-- Begin Data provided --

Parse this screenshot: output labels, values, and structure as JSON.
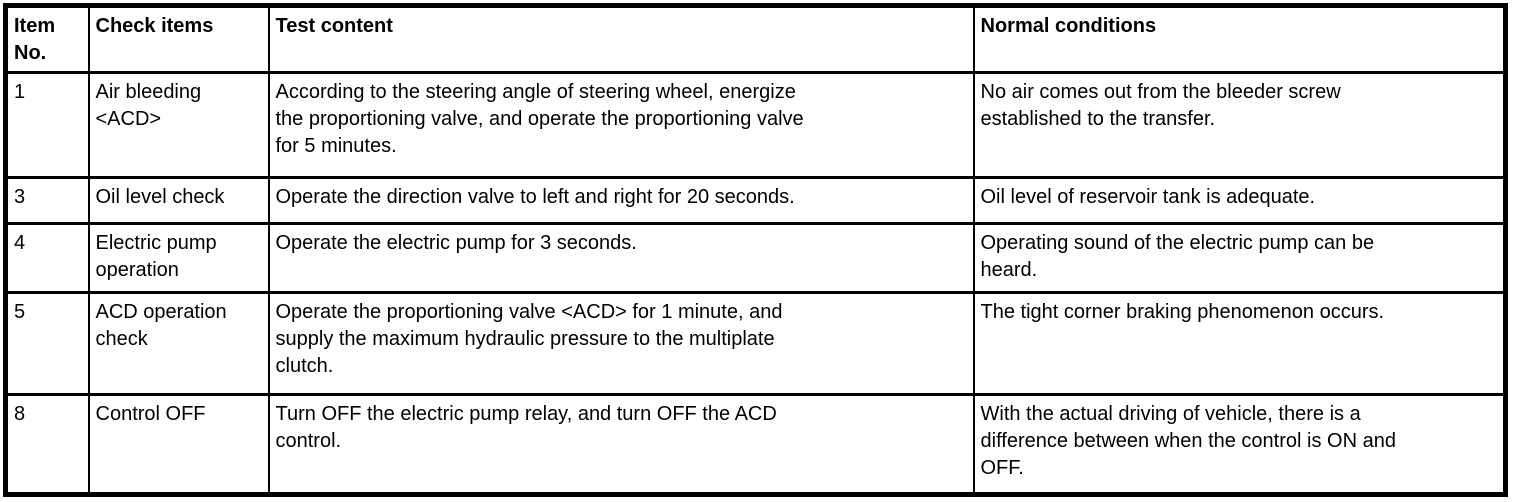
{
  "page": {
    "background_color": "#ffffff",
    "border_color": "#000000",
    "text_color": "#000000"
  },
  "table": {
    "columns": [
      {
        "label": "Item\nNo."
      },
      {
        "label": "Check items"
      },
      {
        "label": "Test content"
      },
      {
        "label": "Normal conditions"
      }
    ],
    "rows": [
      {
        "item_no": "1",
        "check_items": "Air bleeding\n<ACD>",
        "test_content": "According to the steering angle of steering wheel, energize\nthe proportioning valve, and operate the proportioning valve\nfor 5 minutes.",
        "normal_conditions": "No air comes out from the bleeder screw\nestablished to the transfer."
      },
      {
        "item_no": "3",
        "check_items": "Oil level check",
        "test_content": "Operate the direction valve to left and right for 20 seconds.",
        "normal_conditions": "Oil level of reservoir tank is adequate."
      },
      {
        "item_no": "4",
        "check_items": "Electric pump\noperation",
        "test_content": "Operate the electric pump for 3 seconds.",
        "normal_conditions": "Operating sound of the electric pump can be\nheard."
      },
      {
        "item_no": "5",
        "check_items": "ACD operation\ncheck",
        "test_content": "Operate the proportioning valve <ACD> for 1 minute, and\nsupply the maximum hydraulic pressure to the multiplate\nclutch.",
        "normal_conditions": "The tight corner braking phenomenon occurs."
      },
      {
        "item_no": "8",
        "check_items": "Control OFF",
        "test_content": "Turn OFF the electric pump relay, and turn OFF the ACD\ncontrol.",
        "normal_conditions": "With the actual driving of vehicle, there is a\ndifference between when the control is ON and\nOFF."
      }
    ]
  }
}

-- End Data provided --

Without the pictures, return all the records precisely as they stand.

◆ Answer for this exercise ◆
Parse this screenshot: output labels, values, and structure as JSON.
{
  "page": {
    "background_color": "#ffffff",
    "border_color": "#000000",
    "text_color": "#000000"
  },
  "table": {
    "columns": [
      {
        "label": "Item\nNo."
      },
      {
        "label": "Check items"
      },
      {
        "label": "Test content"
      },
      {
        "label": "Normal conditions"
      }
    ],
    "rows": [
      {
        "item_no": "1",
        "check_items": "Air bleeding\n<ACD>",
        "test_content": "According to the steering angle of steering wheel, energize\nthe proportioning valve, and operate the proportioning valve\nfor 5 minutes.",
        "normal_conditions": "No air comes out from the bleeder screw\nestablished to the transfer."
      },
      {
        "item_no": "3",
        "check_items": "Oil level check",
        "test_content": "Operate the direction valve to left and right for 20 seconds.",
        "normal_conditions": "Oil level of reservoir tank is adequate."
      },
      {
        "item_no": "4",
        "check_items": "Electric pump\noperation",
        "test_content": "Operate the electric pump for 3 seconds.",
        "normal_conditions": "Operating sound of the electric pump can be\nheard."
      },
      {
        "item_no": "5",
        "check_items": "ACD operation\ncheck",
        "test_content": "Operate the proportioning valve <ACD> for 1 minute, and\nsupply the maximum hydraulic pressure to the multiplate\nclutch.",
        "normal_conditions": "The tight corner braking phenomenon occurs."
      },
      {
        "item_no": "8",
        "check_items": "Control OFF",
        "test_content": "Turn OFF the electric pump relay, and turn OFF the ACD\ncontrol.",
        "normal_conditions": "With the actual driving of vehicle, there is a\ndifference between when the control is ON and\nOFF."
      }
    ]
  }
}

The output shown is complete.